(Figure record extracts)
* BEGIN *
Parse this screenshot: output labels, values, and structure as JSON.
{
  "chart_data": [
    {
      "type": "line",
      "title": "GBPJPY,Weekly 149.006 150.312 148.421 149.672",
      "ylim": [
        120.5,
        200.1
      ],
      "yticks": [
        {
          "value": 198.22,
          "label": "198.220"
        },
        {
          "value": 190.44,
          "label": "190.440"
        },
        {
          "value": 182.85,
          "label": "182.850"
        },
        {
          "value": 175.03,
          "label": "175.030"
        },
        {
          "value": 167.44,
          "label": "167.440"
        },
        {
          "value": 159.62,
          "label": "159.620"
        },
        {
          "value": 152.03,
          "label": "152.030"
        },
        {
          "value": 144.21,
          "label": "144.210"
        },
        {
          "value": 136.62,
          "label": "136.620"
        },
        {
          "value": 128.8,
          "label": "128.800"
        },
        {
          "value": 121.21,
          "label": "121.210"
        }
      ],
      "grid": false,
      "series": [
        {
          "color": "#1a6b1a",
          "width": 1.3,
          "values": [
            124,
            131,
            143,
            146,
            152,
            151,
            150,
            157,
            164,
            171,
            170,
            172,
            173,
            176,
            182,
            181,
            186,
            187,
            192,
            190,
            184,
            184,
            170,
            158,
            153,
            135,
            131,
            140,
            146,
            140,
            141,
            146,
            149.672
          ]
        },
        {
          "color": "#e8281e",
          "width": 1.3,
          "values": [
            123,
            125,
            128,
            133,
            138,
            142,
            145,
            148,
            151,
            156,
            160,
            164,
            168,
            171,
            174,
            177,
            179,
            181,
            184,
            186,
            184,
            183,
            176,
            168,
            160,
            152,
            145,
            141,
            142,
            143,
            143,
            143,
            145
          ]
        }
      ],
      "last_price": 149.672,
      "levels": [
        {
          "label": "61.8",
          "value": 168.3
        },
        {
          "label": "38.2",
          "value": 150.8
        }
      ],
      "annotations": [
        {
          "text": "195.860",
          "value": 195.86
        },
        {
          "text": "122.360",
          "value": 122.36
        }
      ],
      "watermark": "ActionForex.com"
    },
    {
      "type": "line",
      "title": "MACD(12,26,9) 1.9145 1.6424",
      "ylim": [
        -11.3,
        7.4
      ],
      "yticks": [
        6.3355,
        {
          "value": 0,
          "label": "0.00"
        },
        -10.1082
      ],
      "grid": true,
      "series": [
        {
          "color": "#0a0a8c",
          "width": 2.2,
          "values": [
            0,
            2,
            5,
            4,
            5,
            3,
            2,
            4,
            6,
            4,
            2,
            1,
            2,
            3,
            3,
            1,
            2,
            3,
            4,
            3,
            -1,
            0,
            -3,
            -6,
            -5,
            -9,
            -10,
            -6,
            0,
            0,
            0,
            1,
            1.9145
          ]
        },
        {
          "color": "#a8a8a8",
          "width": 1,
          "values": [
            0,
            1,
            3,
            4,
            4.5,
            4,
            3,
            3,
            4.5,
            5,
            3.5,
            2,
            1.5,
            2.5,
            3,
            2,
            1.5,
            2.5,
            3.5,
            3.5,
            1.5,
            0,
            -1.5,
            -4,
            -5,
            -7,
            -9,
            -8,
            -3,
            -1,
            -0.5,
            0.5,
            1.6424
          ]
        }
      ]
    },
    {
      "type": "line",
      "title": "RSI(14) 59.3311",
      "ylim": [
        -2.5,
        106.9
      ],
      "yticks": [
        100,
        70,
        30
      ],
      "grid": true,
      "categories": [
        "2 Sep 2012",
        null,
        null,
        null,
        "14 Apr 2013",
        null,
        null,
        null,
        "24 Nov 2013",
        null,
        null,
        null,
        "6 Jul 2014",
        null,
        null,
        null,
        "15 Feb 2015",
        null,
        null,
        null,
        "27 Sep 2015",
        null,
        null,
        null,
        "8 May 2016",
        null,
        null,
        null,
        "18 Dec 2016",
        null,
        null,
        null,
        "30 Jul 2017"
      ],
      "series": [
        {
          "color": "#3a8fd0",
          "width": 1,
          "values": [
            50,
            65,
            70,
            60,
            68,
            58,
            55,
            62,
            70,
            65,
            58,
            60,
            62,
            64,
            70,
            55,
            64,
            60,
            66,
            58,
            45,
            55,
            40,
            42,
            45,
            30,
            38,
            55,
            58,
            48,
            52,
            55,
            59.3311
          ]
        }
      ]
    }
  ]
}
* END *
INSTRUCTIONS TO FOLLOW -> Return the entries above exactly as they appear.

ANSWER TO THE TASK ->
Parse this screenshot: output labels, values, and structure as JSON.
{
  "chart_data": [
    {
      "type": "line",
      "title": "GBPJPY,Weekly 149.006 150.312 148.421 149.672",
      "ylim": [
        120.5,
        200.1
      ],
      "yticks": [
        {
          "value": 198.22,
          "label": "198.220"
        },
        {
          "value": 190.44,
          "label": "190.440"
        },
        {
          "value": 182.85,
          "label": "182.850"
        },
        {
          "value": 175.03,
          "label": "175.030"
        },
        {
          "value": 167.44,
          "label": "167.440"
        },
        {
          "value": 159.62,
          "label": "159.620"
        },
        {
          "value": 152.03,
          "label": "152.030"
        },
        {
          "value": 144.21,
          "label": "144.210"
        },
        {
          "value": 136.62,
          "label": "136.620"
        },
        {
          "value": 128.8,
          "label": "128.800"
        },
        {
          "value": 121.21,
          "label": "121.210"
        }
      ],
      "grid": false,
      "series": [
        {
          "color": "#1a6b1a",
          "width": 1.3,
          "values": [
            124,
            131,
            143,
            146,
            152,
            151,
            150,
            157,
            164,
            171,
            170,
            172,
            173,
            176,
            182,
            181,
            186,
            187,
            192,
            190,
            184,
            184,
            170,
            158,
            153,
            135,
            131,
            140,
            146,
            140,
            141,
            146,
            149.672
          ]
        },
        {
          "color": "#e8281e",
          "width": 1.3,
          "values": [
            123,
            125,
            128,
            133,
            138,
            142,
            145,
            148,
            151,
            156,
            160,
            164,
            168,
            171,
            174,
            177,
            179,
            181,
            184,
            186,
            184,
            183,
            176,
            168,
            160,
            152,
            145,
            141,
            142,
            143,
            143,
            143,
            145
          ]
        }
      ],
      "last_price": 149.672,
      "levels": [
        {
          "label": "61.8",
          "value": 168.3
        },
        {
          "label": "38.2",
          "value": 150.8
        }
      ],
      "annotations": [
        {
          "text": "195.860",
          "value": 195.86
        },
        {
          "text": "122.360",
          "value": 122.36
        }
      ],
      "watermark": "ActionForex.com"
    },
    {
      "type": "line",
      "title": "MACD(12,26,9) 1.9145 1.6424",
      "ylim": [
        -11.3,
        7.4
      ],
      "yticks": [
        6.3355,
        {
          "value": 0,
          "label": "0.00"
        },
        -10.1082
      ],
      "grid": true,
      "series": [
        {
          "color": "#0a0a8c",
          "width": 2.2,
          "values": [
            0,
            2,
            5,
            4,
            5,
            3,
            2,
            4,
            6,
            4,
            2,
            1,
            2,
            3,
            3,
            1,
            2,
            3,
            4,
            3,
            -1,
            0,
            -3,
            -6,
            -5,
            -9,
            -10,
            -6,
            0,
            0,
            0,
            1,
            1.9145
          ]
        },
        {
          "color": "#a8a8a8",
          "width": 1,
          "values": [
            0,
            1,
            3,
            4,
            4.5,
            4,
            3,
            3,
            4.5,
            5,
            3.5,
            2,
            1.5,
            2.5,
            3,
            2,
            1.5,
            2.5,
            3.5,
            3.5,
            1.5,
            0,
            -1.5,
            -4,
            -5,
            -7,
            -9,
            -8,
            -3,
            -1,
            -0.5,
            0.5,
            1.6424
          ]
        }
      ]
    },
    {
      "type": "line",
      "title": "RSI(14) 59.3311",
      "ylim": [
        -2.5,
        106.9
      ],
      "yticks": [
        100,
        70,
        30
      ],
      "grid": true,
      "categories": [
        "2 Sep 2012",
        null,
        null,
        null,
        "14 Apr 2013",
        null,
        null,
        null,
        "24 Nov 2013",
        null,
        null,
        null,
        "6 Jul 2014",
        null,
        null,
        null,
        "15 Feb 2015",
        null,
        null,
        null,
        "27 Sep 2015",
        null,
        null,
        null,
        "8 May 2016",
        null,
        null,
        null,
        "18 Dec 2016",
        null,
        null,
        null,
        "30 Jul 2017"
      ],
      "series": [
        {
          "color": "#3a8fd0",
          "width": 1,
          "values": [
            50,
            65,
            70,
            60,
            68,
            58,
            55,
            62,
            70,
            65,
            58,
            60,
            62,
            64,
            70,
            55,
            64,
            60,
            66,
            58,
            45,
            55,
            40,
            42,
            45,
            30,
            38,
            55,
            58,
            48,
            52,
            55,
            59.3311
          ]
        }
      ]
    }
  ]
}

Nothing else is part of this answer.